▶ [Given task]
Find every line in the records below that holds the word "this", and copy it out.

▶ [Stored data]
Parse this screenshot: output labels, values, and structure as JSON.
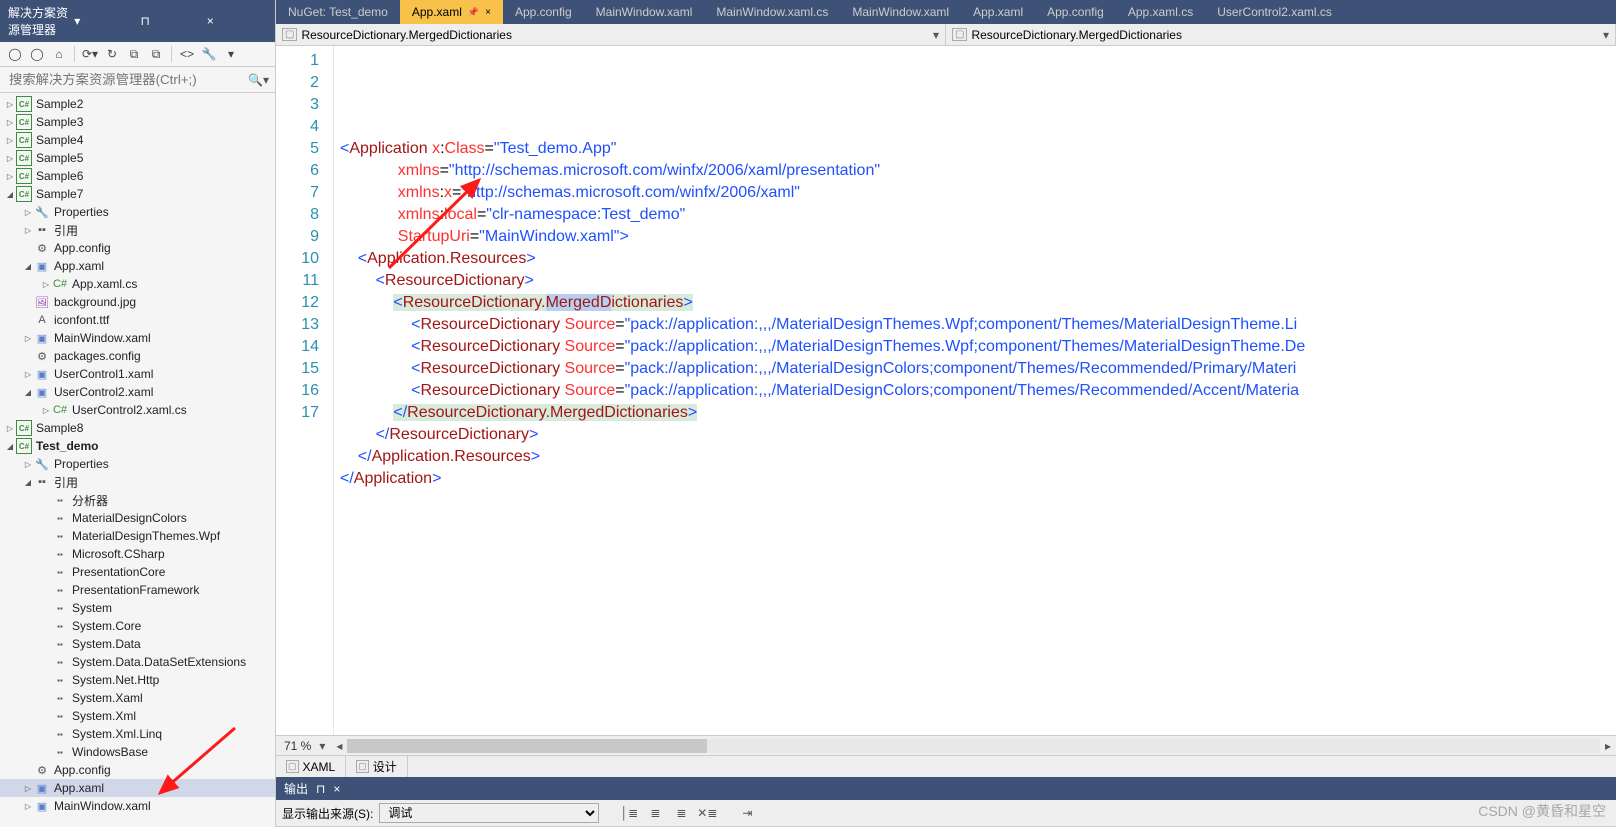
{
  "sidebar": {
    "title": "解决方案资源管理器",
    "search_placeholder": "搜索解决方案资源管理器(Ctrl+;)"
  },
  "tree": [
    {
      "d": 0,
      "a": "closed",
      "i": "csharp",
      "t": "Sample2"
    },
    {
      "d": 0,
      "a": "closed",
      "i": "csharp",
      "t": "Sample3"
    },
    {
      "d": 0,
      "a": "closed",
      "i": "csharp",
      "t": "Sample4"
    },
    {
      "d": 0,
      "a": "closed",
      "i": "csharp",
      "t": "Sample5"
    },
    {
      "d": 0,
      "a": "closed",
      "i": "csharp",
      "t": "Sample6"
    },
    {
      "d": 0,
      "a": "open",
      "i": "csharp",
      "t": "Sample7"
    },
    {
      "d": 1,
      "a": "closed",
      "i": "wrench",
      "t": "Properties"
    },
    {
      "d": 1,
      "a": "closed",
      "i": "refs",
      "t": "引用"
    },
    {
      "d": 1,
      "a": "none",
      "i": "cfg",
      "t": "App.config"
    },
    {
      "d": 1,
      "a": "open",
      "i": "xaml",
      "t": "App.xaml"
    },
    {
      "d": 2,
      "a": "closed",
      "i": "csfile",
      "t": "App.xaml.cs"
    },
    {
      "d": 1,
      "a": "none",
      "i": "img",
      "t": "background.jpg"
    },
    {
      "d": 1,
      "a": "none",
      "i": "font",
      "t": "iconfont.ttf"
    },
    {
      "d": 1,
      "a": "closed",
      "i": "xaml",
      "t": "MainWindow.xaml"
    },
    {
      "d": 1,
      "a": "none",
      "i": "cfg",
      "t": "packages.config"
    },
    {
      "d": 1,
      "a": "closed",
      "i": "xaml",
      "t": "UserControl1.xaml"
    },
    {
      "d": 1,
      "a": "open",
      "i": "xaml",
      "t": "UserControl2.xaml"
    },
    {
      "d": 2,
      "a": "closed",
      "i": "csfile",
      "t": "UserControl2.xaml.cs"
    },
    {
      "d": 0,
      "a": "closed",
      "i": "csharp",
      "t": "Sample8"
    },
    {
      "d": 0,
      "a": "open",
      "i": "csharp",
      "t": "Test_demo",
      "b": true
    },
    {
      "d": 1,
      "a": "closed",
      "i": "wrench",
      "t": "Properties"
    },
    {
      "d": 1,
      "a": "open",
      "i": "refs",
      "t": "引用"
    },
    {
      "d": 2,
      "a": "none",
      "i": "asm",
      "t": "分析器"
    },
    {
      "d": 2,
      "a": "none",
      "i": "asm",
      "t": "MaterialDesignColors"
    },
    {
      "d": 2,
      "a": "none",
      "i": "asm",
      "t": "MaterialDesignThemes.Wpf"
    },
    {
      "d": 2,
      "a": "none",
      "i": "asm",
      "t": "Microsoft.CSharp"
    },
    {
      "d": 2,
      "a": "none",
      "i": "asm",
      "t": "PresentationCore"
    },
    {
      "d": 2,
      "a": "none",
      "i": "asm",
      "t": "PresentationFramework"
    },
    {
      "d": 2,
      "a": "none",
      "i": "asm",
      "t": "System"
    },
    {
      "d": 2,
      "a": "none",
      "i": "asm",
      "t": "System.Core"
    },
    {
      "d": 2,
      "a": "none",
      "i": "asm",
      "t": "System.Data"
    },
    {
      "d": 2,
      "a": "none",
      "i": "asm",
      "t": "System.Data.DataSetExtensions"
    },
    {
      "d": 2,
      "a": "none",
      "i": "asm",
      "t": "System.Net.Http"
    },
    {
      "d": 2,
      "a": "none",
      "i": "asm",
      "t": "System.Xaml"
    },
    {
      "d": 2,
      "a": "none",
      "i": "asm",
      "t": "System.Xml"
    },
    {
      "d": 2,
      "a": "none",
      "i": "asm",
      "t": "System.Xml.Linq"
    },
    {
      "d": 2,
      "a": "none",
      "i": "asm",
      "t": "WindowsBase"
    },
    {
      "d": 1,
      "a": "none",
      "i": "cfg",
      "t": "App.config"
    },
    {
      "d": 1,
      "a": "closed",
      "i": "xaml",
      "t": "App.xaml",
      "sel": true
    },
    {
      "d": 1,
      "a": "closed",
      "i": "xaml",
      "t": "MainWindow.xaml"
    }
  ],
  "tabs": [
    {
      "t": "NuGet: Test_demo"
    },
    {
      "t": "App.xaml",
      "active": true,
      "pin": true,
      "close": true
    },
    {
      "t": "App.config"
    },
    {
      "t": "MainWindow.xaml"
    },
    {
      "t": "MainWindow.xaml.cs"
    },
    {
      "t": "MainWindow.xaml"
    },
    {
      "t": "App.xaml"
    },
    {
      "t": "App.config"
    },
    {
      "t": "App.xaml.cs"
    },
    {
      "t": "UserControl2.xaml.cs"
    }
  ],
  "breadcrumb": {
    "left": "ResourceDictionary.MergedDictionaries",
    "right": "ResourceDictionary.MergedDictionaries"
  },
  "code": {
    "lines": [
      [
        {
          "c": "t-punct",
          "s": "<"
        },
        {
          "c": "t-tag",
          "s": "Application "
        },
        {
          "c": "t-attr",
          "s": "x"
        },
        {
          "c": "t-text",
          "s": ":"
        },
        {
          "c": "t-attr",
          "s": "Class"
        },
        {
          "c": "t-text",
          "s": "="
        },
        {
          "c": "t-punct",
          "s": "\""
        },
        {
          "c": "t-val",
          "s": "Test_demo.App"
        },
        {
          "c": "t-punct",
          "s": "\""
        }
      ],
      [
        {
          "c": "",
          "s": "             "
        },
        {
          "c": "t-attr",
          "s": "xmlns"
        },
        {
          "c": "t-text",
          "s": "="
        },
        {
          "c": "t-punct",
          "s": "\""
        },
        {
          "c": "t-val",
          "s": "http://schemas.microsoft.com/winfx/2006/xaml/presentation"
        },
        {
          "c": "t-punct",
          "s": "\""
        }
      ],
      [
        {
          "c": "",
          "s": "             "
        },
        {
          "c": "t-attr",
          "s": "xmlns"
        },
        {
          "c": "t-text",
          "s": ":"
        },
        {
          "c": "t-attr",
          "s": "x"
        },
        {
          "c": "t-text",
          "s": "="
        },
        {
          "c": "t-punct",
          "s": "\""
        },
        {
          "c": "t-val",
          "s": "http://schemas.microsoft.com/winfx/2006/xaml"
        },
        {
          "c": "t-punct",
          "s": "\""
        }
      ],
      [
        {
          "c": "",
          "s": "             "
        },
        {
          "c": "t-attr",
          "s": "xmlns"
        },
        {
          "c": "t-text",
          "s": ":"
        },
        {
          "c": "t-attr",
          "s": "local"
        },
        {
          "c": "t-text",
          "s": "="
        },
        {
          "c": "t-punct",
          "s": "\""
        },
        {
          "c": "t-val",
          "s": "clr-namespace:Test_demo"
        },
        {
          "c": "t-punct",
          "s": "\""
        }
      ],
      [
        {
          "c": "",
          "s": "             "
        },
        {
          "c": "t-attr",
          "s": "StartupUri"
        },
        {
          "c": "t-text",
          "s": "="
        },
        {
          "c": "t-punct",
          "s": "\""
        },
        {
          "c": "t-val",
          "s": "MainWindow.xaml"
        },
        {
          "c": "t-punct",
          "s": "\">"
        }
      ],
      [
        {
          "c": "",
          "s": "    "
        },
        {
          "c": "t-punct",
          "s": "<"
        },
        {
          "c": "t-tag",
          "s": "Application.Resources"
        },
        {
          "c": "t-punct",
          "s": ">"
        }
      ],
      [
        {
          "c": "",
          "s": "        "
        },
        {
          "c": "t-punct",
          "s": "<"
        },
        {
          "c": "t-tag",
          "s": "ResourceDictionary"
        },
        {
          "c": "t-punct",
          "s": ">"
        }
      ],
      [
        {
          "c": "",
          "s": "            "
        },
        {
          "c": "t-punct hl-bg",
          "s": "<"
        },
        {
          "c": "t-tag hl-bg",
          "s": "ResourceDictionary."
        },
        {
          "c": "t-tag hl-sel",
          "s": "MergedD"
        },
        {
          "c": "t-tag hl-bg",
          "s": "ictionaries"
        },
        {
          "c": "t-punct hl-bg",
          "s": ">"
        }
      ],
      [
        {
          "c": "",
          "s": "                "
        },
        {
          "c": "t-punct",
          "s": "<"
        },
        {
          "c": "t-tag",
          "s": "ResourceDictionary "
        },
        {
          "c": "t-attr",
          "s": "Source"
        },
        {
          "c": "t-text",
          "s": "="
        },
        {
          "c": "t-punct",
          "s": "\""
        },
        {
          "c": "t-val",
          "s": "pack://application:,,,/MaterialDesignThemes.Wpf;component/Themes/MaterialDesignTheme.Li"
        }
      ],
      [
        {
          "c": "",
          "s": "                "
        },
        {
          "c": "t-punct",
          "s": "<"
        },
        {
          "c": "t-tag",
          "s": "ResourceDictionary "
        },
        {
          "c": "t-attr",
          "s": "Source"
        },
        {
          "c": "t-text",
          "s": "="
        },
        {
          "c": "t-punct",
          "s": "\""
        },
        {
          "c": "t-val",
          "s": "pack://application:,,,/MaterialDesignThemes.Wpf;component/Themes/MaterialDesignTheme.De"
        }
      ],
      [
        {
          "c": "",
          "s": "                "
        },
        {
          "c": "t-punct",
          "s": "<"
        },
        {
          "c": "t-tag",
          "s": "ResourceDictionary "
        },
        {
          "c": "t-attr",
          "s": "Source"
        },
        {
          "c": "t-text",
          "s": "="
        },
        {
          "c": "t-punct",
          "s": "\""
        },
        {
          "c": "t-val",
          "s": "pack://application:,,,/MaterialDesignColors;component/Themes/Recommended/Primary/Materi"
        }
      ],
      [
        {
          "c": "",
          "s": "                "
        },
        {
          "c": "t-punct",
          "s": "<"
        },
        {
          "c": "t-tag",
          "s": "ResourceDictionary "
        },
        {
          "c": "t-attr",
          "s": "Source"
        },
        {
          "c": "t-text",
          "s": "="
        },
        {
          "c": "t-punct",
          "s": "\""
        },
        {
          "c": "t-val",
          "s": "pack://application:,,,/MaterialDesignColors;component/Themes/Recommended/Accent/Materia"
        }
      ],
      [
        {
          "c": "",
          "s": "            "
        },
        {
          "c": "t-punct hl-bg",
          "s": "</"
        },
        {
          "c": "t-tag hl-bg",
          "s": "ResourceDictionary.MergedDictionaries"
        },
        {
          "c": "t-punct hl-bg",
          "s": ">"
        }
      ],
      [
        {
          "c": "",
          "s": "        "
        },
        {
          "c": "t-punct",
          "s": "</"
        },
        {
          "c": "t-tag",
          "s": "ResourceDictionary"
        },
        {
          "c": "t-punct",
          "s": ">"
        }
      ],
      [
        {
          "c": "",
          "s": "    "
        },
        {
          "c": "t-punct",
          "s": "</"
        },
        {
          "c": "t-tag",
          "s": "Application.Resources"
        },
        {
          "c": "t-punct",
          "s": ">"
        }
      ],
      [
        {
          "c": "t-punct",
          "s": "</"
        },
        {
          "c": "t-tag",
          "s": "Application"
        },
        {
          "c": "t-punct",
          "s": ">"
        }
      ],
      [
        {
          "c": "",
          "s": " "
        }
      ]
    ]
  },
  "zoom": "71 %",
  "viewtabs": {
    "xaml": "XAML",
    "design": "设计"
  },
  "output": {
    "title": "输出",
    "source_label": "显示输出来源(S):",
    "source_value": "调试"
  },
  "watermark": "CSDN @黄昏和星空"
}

---

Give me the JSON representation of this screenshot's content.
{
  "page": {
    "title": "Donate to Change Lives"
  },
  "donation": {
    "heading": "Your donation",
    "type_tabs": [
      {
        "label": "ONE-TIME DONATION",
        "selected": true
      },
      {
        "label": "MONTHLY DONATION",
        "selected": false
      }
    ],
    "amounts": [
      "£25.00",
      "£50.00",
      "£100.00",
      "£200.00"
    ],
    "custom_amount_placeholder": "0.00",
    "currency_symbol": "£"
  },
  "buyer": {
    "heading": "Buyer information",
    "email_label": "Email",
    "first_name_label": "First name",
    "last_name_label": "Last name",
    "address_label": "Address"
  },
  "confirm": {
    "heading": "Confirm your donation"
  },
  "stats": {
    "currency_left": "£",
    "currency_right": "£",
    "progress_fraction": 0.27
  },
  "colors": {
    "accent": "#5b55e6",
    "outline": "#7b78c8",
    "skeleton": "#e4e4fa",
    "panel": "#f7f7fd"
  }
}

▶ [Reply]
Parse this screenshot: output labels, values, and structure as JSON.
Give me the JSON representation of this screenshot's content.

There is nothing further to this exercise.